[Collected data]

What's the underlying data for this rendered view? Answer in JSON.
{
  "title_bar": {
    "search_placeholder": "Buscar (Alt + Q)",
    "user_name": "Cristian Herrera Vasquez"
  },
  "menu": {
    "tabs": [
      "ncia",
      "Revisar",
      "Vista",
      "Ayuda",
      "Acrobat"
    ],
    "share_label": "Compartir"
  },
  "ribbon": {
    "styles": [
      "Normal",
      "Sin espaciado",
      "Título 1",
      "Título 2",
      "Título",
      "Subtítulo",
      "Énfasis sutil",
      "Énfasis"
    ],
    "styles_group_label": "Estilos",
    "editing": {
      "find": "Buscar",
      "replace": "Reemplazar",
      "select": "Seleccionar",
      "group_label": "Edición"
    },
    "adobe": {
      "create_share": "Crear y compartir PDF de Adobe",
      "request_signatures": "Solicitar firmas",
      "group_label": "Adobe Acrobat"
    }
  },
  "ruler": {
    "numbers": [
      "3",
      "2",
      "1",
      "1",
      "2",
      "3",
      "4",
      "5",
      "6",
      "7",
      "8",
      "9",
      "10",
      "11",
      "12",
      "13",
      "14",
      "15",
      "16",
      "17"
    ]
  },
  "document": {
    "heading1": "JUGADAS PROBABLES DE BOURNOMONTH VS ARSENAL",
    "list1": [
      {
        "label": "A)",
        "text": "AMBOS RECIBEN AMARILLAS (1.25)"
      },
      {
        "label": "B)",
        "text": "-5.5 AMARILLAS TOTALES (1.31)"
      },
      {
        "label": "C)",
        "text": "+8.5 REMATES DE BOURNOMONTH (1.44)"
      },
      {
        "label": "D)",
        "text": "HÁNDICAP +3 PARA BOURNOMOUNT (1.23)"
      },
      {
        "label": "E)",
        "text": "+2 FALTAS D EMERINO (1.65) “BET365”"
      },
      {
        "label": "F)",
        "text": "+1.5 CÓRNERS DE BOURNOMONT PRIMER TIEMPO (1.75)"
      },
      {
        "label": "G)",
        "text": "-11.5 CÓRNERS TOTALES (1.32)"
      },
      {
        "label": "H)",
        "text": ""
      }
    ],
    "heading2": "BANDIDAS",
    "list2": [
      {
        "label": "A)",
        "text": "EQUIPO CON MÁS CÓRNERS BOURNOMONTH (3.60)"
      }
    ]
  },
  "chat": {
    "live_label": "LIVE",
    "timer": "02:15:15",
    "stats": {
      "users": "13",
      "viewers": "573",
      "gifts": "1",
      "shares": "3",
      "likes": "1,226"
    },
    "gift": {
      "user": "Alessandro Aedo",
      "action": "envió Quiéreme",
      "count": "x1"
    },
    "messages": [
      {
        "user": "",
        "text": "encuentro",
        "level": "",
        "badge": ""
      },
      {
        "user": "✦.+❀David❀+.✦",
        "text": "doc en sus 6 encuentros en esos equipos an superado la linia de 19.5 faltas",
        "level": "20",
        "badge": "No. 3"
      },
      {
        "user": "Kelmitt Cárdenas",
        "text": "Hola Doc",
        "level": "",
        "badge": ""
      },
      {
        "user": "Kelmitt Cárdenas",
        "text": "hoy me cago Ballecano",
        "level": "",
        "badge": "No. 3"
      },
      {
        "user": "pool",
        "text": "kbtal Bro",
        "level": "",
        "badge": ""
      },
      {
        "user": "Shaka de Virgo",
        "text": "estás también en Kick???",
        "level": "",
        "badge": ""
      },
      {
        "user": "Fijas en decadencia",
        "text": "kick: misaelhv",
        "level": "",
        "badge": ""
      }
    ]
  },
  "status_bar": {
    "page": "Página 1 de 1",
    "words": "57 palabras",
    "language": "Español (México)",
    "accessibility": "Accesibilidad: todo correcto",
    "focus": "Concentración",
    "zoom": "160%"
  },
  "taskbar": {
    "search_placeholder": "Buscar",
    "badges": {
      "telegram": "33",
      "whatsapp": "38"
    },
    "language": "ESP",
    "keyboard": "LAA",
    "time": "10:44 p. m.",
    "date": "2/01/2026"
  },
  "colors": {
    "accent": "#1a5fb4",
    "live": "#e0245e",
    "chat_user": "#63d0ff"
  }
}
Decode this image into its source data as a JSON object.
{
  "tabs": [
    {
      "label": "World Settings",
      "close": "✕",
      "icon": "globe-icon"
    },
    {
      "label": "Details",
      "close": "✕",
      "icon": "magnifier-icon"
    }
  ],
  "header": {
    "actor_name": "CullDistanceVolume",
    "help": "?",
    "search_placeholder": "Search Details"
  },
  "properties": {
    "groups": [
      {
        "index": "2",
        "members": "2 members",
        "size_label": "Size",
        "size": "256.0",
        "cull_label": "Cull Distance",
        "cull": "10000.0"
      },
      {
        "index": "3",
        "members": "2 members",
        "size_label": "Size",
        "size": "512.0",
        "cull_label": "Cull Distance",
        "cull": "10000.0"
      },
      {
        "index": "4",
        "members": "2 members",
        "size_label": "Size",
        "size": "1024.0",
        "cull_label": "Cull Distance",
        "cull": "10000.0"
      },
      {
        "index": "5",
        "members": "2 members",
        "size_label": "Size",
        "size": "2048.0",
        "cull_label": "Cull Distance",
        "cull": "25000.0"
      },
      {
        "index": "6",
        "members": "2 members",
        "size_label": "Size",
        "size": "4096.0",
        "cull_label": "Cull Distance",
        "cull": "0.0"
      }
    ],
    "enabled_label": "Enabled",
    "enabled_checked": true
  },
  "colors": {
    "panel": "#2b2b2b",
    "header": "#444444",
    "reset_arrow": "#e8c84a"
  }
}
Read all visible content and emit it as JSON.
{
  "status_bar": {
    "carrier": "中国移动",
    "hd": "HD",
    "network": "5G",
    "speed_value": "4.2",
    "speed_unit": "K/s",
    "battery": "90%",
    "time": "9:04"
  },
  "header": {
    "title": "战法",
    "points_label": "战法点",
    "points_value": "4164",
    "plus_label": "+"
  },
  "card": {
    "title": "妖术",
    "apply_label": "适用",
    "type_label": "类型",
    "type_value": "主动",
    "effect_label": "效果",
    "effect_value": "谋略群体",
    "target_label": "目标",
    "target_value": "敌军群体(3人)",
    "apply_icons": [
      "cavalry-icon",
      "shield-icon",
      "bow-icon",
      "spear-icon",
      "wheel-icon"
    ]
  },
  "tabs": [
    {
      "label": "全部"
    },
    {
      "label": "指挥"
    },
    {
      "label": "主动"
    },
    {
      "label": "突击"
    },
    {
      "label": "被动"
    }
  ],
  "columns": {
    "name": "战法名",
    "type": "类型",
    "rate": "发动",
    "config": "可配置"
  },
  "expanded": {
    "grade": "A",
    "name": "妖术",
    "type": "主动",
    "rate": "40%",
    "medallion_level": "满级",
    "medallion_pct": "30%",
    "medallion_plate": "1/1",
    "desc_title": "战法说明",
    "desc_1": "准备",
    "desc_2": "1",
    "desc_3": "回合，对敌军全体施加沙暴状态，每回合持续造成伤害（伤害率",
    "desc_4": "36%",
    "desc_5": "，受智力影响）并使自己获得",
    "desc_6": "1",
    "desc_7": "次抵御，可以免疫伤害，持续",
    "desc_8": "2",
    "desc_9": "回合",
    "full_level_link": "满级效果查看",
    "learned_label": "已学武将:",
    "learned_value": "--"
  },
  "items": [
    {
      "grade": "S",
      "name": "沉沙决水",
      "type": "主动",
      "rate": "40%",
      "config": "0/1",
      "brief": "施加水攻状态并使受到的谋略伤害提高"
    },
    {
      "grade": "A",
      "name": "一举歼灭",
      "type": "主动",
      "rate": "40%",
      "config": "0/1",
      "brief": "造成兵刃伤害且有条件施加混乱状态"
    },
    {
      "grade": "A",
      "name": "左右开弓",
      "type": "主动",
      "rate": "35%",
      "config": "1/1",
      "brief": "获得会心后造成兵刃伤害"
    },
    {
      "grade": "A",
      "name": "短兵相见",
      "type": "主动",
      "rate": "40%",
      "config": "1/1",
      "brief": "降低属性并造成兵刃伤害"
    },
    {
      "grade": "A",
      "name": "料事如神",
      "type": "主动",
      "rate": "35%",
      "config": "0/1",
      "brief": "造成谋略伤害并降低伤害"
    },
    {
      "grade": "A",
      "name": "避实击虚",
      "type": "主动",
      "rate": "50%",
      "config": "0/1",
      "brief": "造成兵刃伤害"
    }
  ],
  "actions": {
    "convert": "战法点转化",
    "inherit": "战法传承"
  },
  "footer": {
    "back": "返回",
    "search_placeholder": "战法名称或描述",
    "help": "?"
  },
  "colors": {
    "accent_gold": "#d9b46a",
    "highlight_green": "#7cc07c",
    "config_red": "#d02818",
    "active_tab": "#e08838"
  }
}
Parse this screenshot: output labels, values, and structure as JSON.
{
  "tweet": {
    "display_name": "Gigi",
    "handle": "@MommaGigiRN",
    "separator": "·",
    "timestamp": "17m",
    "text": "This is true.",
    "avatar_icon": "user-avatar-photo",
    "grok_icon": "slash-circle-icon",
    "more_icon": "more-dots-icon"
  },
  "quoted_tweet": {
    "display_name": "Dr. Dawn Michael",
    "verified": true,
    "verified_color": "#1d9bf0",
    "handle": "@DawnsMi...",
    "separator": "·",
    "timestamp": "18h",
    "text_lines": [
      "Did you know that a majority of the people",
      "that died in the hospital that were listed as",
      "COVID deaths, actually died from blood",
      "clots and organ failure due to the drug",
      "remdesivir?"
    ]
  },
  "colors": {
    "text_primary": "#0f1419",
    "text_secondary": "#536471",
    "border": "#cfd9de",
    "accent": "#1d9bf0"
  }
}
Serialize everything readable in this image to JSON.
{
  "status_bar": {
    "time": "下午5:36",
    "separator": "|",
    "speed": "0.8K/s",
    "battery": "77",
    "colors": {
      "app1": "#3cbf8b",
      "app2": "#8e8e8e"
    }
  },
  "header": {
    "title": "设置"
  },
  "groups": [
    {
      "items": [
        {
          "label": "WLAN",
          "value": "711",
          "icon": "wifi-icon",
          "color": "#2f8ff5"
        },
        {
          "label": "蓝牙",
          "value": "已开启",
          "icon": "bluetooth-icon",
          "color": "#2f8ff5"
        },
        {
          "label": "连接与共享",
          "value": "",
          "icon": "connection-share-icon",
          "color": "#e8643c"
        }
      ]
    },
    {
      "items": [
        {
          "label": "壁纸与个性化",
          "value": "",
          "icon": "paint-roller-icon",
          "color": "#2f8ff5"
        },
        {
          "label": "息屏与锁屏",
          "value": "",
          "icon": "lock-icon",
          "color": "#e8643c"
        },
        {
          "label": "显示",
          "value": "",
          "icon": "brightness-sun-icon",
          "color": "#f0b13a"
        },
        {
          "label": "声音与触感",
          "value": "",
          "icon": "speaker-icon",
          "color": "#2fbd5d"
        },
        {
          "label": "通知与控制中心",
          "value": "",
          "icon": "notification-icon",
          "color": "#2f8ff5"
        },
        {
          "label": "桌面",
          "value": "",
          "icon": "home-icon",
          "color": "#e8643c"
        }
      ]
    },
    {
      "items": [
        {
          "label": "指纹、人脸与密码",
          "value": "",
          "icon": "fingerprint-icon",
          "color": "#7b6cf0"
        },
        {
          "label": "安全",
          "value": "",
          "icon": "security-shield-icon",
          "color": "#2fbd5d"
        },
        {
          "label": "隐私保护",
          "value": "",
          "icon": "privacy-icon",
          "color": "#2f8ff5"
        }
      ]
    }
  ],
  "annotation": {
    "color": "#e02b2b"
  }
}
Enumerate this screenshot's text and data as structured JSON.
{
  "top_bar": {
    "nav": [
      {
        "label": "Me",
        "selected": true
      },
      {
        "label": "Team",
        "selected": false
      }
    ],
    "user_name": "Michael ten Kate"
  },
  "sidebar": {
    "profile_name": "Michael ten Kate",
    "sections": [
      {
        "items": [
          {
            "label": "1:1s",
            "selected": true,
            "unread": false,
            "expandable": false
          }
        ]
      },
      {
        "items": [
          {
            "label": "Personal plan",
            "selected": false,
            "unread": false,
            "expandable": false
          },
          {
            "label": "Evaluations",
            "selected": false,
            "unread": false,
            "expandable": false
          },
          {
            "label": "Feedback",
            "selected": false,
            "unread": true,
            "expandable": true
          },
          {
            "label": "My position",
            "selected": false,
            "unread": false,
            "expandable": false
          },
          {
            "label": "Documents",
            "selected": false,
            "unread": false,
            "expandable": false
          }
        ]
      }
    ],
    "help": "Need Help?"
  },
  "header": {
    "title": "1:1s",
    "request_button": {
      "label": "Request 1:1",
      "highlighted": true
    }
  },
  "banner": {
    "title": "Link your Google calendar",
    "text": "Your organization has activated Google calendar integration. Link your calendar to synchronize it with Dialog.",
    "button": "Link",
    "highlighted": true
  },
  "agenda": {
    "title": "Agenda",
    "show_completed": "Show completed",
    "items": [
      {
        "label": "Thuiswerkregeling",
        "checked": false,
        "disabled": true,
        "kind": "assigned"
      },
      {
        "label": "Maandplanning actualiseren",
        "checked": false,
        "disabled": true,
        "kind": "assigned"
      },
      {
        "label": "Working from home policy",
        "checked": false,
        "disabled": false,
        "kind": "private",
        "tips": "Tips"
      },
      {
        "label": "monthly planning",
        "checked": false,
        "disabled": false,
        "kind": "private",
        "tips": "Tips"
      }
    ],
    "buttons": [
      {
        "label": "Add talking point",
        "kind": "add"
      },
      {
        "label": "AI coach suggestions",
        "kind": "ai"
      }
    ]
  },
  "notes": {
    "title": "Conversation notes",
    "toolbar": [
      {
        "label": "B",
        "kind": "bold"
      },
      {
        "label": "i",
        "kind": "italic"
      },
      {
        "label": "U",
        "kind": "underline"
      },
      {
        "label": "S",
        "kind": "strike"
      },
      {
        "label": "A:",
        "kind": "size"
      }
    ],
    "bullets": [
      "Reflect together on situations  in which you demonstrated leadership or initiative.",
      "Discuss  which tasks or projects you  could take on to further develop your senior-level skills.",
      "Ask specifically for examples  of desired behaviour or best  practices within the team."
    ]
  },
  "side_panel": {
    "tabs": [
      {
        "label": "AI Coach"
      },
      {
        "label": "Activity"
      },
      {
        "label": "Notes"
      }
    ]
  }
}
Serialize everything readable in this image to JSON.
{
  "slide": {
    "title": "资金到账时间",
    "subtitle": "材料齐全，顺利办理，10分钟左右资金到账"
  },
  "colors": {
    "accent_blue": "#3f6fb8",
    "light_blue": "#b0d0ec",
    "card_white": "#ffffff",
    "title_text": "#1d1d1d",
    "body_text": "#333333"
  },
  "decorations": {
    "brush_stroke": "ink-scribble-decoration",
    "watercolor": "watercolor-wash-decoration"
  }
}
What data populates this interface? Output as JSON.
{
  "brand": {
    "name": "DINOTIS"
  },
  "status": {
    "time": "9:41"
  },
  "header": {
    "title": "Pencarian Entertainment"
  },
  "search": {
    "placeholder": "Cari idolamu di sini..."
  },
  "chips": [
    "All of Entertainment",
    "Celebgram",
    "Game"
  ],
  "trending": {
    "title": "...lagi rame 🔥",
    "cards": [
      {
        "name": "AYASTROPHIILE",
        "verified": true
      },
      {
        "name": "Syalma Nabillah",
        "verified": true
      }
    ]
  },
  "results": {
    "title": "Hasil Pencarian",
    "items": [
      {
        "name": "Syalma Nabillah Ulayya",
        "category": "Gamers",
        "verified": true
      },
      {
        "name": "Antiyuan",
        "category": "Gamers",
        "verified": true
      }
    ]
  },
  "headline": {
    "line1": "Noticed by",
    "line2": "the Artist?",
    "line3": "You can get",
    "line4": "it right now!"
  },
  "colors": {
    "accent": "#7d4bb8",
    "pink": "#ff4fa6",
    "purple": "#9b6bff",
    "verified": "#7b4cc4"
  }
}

■ **DO THIS**:
Gather each line holding the string "CÓRNERS".

■ **TASK OUTPUT**:
        "text": "+1.5 CÓRNERS DE BOURNOMONT PRIMER TIEMPO (1.75)"
        "text": "-11.5 CÓRNERS TOTALES (1.32)"
        "text": "EQUIPO CON MÁS CÓRNERS BOURNOMONTH (3.60)"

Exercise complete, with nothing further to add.